*What is required*. Copy each line of the data below word for word, keeping every character and box value unchanged.

Element region lists
====
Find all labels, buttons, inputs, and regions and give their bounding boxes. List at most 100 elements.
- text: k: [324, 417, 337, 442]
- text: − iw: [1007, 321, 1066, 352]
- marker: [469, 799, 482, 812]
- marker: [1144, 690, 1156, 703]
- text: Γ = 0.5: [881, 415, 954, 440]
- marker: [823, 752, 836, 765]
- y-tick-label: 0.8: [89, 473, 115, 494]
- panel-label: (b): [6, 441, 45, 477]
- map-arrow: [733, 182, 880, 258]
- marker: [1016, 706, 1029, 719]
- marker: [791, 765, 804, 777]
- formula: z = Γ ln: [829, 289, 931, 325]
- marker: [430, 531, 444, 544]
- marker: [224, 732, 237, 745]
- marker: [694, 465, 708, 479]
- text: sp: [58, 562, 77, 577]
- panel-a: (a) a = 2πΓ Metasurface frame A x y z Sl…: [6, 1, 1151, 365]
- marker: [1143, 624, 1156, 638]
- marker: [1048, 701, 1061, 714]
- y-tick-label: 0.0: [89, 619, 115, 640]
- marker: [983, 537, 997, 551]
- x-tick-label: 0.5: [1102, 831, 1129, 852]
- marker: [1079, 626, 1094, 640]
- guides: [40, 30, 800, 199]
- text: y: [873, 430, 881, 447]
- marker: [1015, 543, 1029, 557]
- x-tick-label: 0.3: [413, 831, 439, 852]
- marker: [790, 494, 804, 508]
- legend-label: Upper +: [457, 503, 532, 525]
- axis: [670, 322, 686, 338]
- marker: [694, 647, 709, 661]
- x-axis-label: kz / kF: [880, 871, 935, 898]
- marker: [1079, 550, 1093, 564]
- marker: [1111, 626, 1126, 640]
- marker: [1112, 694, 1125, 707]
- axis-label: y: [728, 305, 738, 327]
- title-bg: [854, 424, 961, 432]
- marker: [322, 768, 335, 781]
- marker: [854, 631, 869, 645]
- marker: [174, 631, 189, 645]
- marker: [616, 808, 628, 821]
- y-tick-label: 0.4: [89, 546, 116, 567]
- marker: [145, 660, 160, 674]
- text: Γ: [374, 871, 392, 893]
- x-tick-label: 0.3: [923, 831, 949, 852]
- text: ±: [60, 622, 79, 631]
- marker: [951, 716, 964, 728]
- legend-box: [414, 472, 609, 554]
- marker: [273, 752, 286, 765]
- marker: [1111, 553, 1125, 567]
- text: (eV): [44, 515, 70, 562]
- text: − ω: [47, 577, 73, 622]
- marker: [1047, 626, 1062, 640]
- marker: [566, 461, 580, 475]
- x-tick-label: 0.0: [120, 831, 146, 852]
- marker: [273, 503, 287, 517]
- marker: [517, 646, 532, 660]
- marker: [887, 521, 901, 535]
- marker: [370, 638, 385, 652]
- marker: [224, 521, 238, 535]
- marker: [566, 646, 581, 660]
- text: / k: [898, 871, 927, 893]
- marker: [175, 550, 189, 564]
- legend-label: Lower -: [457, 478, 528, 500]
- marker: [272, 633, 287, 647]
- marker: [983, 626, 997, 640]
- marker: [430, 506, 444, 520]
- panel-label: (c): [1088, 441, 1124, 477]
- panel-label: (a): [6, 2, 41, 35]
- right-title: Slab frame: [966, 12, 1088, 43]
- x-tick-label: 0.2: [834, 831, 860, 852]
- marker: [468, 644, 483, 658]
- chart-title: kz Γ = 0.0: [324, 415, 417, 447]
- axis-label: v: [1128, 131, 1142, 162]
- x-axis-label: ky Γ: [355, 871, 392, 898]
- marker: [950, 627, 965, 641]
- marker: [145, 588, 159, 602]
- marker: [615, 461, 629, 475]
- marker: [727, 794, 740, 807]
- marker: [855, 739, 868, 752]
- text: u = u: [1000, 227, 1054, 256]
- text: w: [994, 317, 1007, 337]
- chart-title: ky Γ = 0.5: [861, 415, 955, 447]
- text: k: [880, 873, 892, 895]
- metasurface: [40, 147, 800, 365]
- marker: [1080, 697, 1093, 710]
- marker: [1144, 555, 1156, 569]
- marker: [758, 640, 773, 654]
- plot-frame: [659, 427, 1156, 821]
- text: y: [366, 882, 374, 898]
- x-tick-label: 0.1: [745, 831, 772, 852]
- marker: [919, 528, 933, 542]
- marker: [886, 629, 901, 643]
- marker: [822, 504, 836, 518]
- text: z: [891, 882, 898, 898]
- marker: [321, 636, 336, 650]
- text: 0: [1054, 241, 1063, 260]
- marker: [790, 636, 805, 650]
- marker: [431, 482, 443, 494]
====
*Reply to the task*.
Find all labels, buttons, inputs, and regions and give their bounding boxes. List at most 100 elements.
- text: k: [324, 417, 337, 442]
- text: − iw: [1007, 321, 1066, 352]
- marker: [469, 799, 482, 812]
- marker: [1144, 690, 1156, 703]
- text: Γ = 0.5: [881, 415, 954, 440]
- marker: [823, 752, 836, 765]
- y-tick-label: 0.8: [89, 473, 115, 494]
- panel-label: (b): [6, 441, 45, 477]
- map-arrow: [733, 182, 880, 258]
- marker: [1016, 706, 1029, 719]
- marker: [791, 765, 804, 777]
- formula: z = Γ ln: [829, 289, 931, 325]
- marker: [430, 531, 444, 544]
- marker: [224, 732, 237, 745]
- marker: [694, 465, 708, 479]
- text: sp: [58, 562, 77, 577]
- panel-a: (a) a = 2πΓ Metasurface frame A x y z Sl…: [6, 1, 1151, 365]
- marker: [1143, 624, 1156, 638]
- marker: [1048, 701, 1061, 714]
- y-tick-label: 0.0: [89, 619, 115, 640]
- marker: [983, 537, 997, 551]
- x-tick-label: 0.5: [1102, 831, 1129, 852]
- marker: [1079, 626, 1094, 640]
- guides: [40, 30, 800, 199]
- text: y: [873, 430, 881, 447]
- marker: [1015, 543, 1029, 557]
- x-tick-label: 0.3: [413, 831, 439, 852]
- marker: [790, 494, 804, 508]
- legend-label: Upper +: [457, 503, 532, 525]
- axis: [670, 322, 686, 338]
- marker: [694, 647, 709, 661]
- x-axis-label: kz / kF: [880, 871, 935, 898]
- marker: [1079, 550, 1093, 564]
- marker: [1111, 626, 1126, 640]
- marker: [1112, 694, 1125, 707]
- axis-label: y: [728, 305, 738, 327]
- title-bg: [854, 424, 961, 432]
- marker: [322, 768, 335, 781]
- marker: [854, 631, 869, 645]
- marker: [174, 631, 189, 645]
- marker: [616, 808, 628, 821]
- y-tick-label: 0.4: [89, 546, 116, 567]
- marker: [145, 660, 160, 674]
- text: Γ: [374, 871, 392, 893]
- x-tick-label: 0.3: [923, 831, 949, 852]
- text: ±: [60, 622, 79, 631]
- marker: [951, 716, 964, 728]
- legend-box: [414, 472, 609, 554]
- marker: [273, 752, 286, 765]
- marker: [1111, 553, 1125, 567]
- text: (eV): [44, 515, 70, 562]
- text: − ω: [47, 577, 73, 622]
- marker: [1047, 626, 1062, 640]
- marker: [566, 461, 580, 475]
- x-tick-label: 0.0: [120, 831, 146, 852]
- marker: [273, 503, 287, 517]
- marker: [517, 646, 532, 660]
- marker: [887, 521, 901, 535]
- marker: [370, 638, 385, 652]
- marker: [224, 521, 238, 535]
- marker: [566, 646, 581, 660]
- text: / k: [898, 871, 927, 893]
- marker: [175, 550, 189, 564]
- legend-label: Lower -: [457, 478, 528, 500]
- marker: [272, 633, 287, 647]
- marker: [983, 626, 997, 640]
- marker: [430, 506, 444, 520]
- panel-label: (c): [1088, 441, 1124, 477]
- panel-label: (a): [6, 2, 41, 35]
- right-title: Slab frame: [966, 12, 1088, 43]
- x-tick-label: 0.2: [834, 831, 860, 852]
- marker: [468, 644, 483, 658]
- chart-title: kz Γ = 0.0: [324, 415, 417, 447]
- axis-label: v: [1128, 131, 1142, 162]
- x-axis-label: ky Γ: [355, 871, 392, 898]
- marker: [950, 627, 965, 641]
- marker: [145, 588, 159, 602]
- marker: [615, 461, 629, 475]
- marker: [727, 794, 740, 807]
- marker: [855, 739, 868, 752]
- text: u = u: [1000, 227, 1054, 256]
- text: w: [994, 317, 1007, 337]
- chart-title: ky Γ = 0.5: [861, 415, 955, 447]
- text: k: [880, 873, 892, 895]
- metasurface: [40, 147, 800, 365]
- marker: [1080, 697, 1093, 710]
- marker: [1144, 555, 1156, 569]
- marker: [758, 640, 773, 654]
- plot-frame: [659, 427, 1156, 821]
- text: y: [366, 882, 374, 898]
- x-tick-label: 0.1: [745, 831, 772, 852]
- marker: [919, 528, 933, 542]
- marker: [886, 629, 901, 643]
- marker: [822, 504, 836, 518]
- text: z: [891, 882, 898, 898]
- marker: [321, 636, 336, 650]
- text: 0: [1054, 241, 1063, 260]
- marker: [790, 636, 805, 650]
- marker: [431, 482, 443, 494]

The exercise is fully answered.